— Start —
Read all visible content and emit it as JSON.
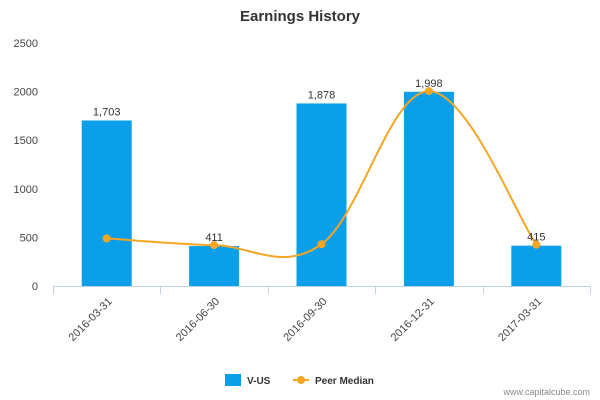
{
  "chart_data": {
    "type": "bar",
    "title": "Earnings History",
    "categories": [
      "2016-03-31",
      "2016-06-30",
      "2016-09-30",
      "2016-12-31",
      "2017-03-31"
    ],
    "ylim": [
      0,
      2500
    ],
    "yticks": [
      0,
      500,
      1000,
      1500,
      2000,
      2500
    ],
    "series": [
      {
        "name": "V-US",
        "kind": "bar",
        "color": "#0a9fe8",
        "values": [
          1703,
          411,
          1878,
          1998,
          415
        ],
        "data_labels": [
          "1,703",
          "411",
          "1,878",
          "1,998",
          "415"
        ]
      },
      {
        "name": "Peer Median",
        "kind": "line",
        "color": "#f5a623",
        "values": [
          490,
          420,
          430,
          2005,
          425
        ]
      }
    ],
    "legend_position": "bottom-center",
    "grid": false
  },
  "footer": {
    "credit": "www.capitalcube.com"
  }
}
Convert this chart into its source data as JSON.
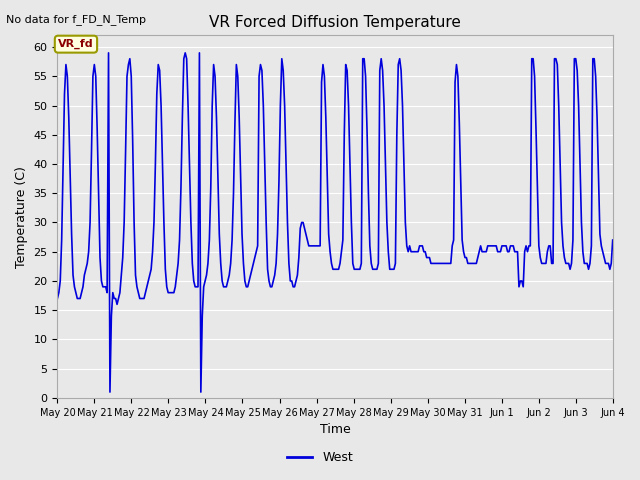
{
  "title": "VR Forced Diffusion Temperature",
  "xlabel": "Time",
  "ylabel": "Temperature (C)",
  "top_left_text": "No data for f_FD_N_Temp",
  "annotation_label": "VR_fd",
  "legend_label": "West",
  "ylim": [
    0,
    62
  ],
  "yticks": [
    0,
    5,
    10,
    15,
    20,
    25,
    30,
    35,
    40,
    45,
    50,
    55,
    60
  ],
  "line_color": "#0000dd",
  "legend_line_color": "#0000dd",
  "background_color": "#e8e8e8",
  "plot_bg_color": "#e8e8e8",
  "xtick_labels": [
    "May 20",
    "May 21",
    "May 22",
    "May 23",
    "May 24",
    "May 25",
    "May 26",
    "May 27",
    "May 28",
    "May 29",
    "May 30",
    "May 31",
    "Jun 1",
    "Jun 2",
    "Jun 3",
    "Jun 4"
  ],
  "time_series": [
    17,
    18,
    20,
    27,
    40,
    52,
    57,
    55,
    48,
    38,
    28,
    21,
    19,
    18,
    17,
    17,
    17,
    18,
    19,
    21,
    22,
    23,
    25,
    30,
    42,
    55,
    57,
    55,
    46,
    35,
    24,
    20,
    19,
    19,
    19,
    18,
    59,
    1,
    14,
    18,
    17,
    17,
    16,
    17,
    18,
    21,
    24,
    30,
    42,
    55,
    57,
    58,
    55,
    44,
    30,
    21,
    19,
    18,
    17,
    17,
    17,
    17,
    18,
    19,
    20,
    21,
    22,
    25,
    30,
    40,
    52,
    57,
    56,
    50,
    40,
    30,
    22,
    19,
    18,
    18,
    18,
    18,
    18,
    19,
    21,
    23,
    27,
    36,
    48,
    58,
    59,
    58,
    50,
    40,
    30,
    23,
    20,
    19,
    19,
    19,
    59,
    1,
    14,
    19,
    20,
    21,
    23,
    27,
    36,
    50,
    57,
    55,
    48,
    38,
    28,
    23,
    20,
    19,
    19,
    19,
    20,
    21,
    23,
    27,
    35,
    47,
    57,
    55,
    48,
    38,
    28,
    23,
    20,
    19,
    19,
    20,
    21,
    22,
    23,
    24,
    25,
    26,
    55,
    57,
    56,
    50,
    40,
    30,
    22,
    20,
    19,
    19,
    20,
    21,
    23,
    28,
    37,
    50,
    58,
    56,
    50,
    40,
    30,
    23,
    20,
    20,
    19,
    19,
    20,
    21,
    24,
    29,
    30,
    30,
    29,
    28,
    27,
    26,
    26,
    26,
    26,
    26,
    26,
    26,
    26,
    26,
    54,
    57,
    55,
    48,
    38,
    28,
    25,
    23,
    22,
    22,
    22,
    22,
    22,
    23,
    25,
    27,
    45,
    57,
    56,
    50,
    40,
    30,
    23,
    22,
    22,
    22,
    22,
    22,
    23,
    58,
    58,
    55,
    46,
    35,
    26,
    23,
    22,
    22,
    22,
    22,
    23,
    56,
    58,
    56,
    50,
    40,
    30,
    25,
    22,
    22,
    22,
    22,
    23,
    45,
    57,
    58,
    56,
    50,
    40,
    30,
    26,
    25,
    26,
    25,
    25,
    25,
    25,
    25,
    25,
    26,
    26,
    26,
    25,
    25,
    24,
    24,
    24,
    23,
    23,
    23,
    23,
    23,
    23,
    23,
    23,
    23,
    23,
    23,
    23,
    23,
    23,
    23,
    26,
    27,
    54,
    57,
    55,
    47,
    37,
    27,
    25,
    24,
    24,
    23,
    23,
    23,
    23,
    23,
    23,
    23,
    24,
    25,
    26,
    25,
    25,
    25,
    25,
    26,
    26,
    26,
    26,
    26,
    26,
    26,
    25,
    25,
    25,
    26,
    26,
    26,
    26,
    25,
    25,
    26,
    26,
    26,
    25,
    25,
    25,
    19,
    20,
    20,
    19,
    25,
    26,
    25,
    26,
    26,
    58,
    58,
    55,
    46,
    36,
    26,
    24,
    23,
    23,
    23,
    23,
    25,
    26,
    26,
    23,
    23,
    58,
    58,
    57,
    50,
    40,
    30,
    26,
    24,
    23,
    23,
    23,
    22,
    23,
    27,
    58,
    58,
    56,
    50,
    40,
    30,
    25,
    23,
    23,
    23,
    22,
    23,
    26,
    58,
    58,
    55,
    48,
    38,
    28,
    26,
    25,
    24,
    23,
    23,
    23,
    22,
    23,
    27
  ]
}
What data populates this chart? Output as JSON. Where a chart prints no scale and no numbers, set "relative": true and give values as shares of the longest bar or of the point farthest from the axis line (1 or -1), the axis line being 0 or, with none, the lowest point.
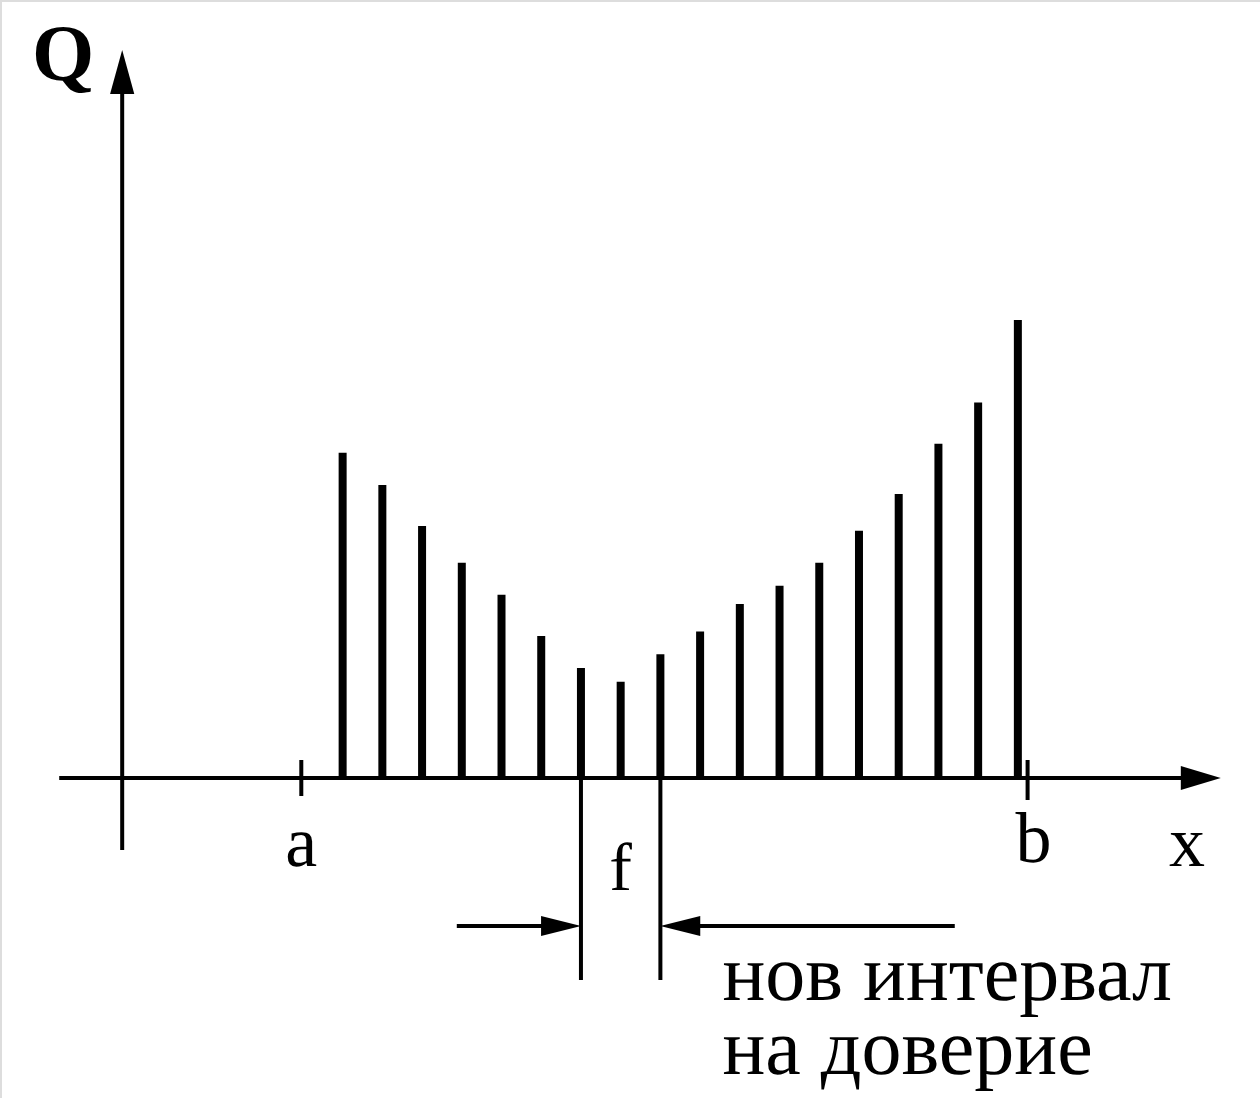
{
  "chart_data": {
    "type": "bar",
    "relative": true,
    "color": "#000000",
    "categories": [
      null,
      null,
      null,
      null,
      null,
      null,
      null,
      null,
      null,
      null,
      null,
      null,
      null,
      null,
      null,
      null,
      null,
      null
    ],
    "values": [
      0.71,
      0.64,
      0.55,
      0.47,
      0.4,
      0.31,
      0.24,
      0.21,
      0.27,
      0.32,
      0.38,
      0.42,
      0.47,
      0.54,
      0.62,
      0.73,
      0.82,
      1
    ],
    "xlabel": "x",
    "ylabel": "Q",
    "annotations": [
      "a",
      "b",
      "f",
      "нов интервал на доверие"
    ]
  }
}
— End —
**INSTRUCTION**
Write out again, exactly, each line from the one containing "What data populates" through the last line of the entries, and omit every picture.

**IN RESPONSE**
What data populates this chart? Output as JSON. Where a chart prints no scale and no numbers, set "relative": true and give values as shares of the longest bar or of the point farthest from the axis line (1 or -1), the axis line being 0 or, with none, the lowest point.
{
  "chart_data": {
    "type": "bar",
    "relative": true,
    "color": "#000000",
    "categories": [
      null,
      null,
      null,
      null,
      null,
      null,
      null,
      null,
      null,
      null,
      null,
      null,
      null,
      null,
      null,
      null,
      null,
      null
    ],
    "values": [
      0.71,
      0.64,
      0.55,
      0.47,
      0.4,
      0.31,
      0.24,
      0.21,
      0.27,
      0.32,
      0.38,
      0.42,
      0.47,
      0.54,
      0.62,
      0.73,
      0.82,
      1
    ],
    "xlabel": "x",
    "ylabel": "Q",
    "annotations": [
      "a",
      "b",
      "f",
      "нов интервал на доверие"
    ]
  }
}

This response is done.